What this task involves - Present every line in which the string "Коляска" appears.

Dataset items

------------------------------------------------------------------------

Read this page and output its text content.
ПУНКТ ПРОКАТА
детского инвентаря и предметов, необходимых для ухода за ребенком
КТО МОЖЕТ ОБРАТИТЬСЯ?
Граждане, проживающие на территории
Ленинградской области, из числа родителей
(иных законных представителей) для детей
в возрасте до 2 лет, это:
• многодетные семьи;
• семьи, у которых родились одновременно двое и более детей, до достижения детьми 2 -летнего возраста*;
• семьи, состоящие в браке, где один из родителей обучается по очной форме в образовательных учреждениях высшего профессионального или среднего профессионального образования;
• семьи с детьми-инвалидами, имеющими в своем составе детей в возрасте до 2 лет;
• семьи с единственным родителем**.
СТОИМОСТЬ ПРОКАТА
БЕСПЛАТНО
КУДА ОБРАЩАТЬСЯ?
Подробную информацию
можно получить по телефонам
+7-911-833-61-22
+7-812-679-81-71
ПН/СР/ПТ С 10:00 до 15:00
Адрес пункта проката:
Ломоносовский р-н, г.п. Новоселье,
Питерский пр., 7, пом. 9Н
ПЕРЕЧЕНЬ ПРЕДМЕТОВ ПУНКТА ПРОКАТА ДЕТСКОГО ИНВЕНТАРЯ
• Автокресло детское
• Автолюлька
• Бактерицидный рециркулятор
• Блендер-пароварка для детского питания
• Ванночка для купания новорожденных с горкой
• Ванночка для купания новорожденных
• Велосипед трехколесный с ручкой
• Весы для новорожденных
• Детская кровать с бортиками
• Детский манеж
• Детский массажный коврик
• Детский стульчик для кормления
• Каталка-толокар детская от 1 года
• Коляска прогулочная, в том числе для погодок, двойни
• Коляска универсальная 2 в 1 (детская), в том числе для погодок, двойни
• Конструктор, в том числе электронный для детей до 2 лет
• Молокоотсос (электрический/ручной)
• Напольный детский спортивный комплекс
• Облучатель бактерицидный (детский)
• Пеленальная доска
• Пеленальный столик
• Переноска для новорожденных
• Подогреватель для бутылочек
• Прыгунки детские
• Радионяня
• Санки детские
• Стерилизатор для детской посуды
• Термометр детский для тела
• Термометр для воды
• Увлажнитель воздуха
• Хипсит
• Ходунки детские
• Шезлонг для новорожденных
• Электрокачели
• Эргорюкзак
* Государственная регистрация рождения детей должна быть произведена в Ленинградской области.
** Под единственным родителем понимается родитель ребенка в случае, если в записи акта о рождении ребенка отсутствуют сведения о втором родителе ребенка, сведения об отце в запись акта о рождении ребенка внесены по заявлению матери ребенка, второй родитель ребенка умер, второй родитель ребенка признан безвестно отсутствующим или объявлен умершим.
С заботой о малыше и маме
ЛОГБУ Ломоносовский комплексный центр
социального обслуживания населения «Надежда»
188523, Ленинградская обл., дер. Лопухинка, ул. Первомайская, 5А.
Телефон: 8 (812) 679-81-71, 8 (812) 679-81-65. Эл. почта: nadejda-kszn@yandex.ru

------------------------------------------------------------------------

Output for this task -
• Коляска прогулочная, в том числе для погодок, двойни
• Коляска универсальная 2 в 1 (детская), в том числе для погодок, двойни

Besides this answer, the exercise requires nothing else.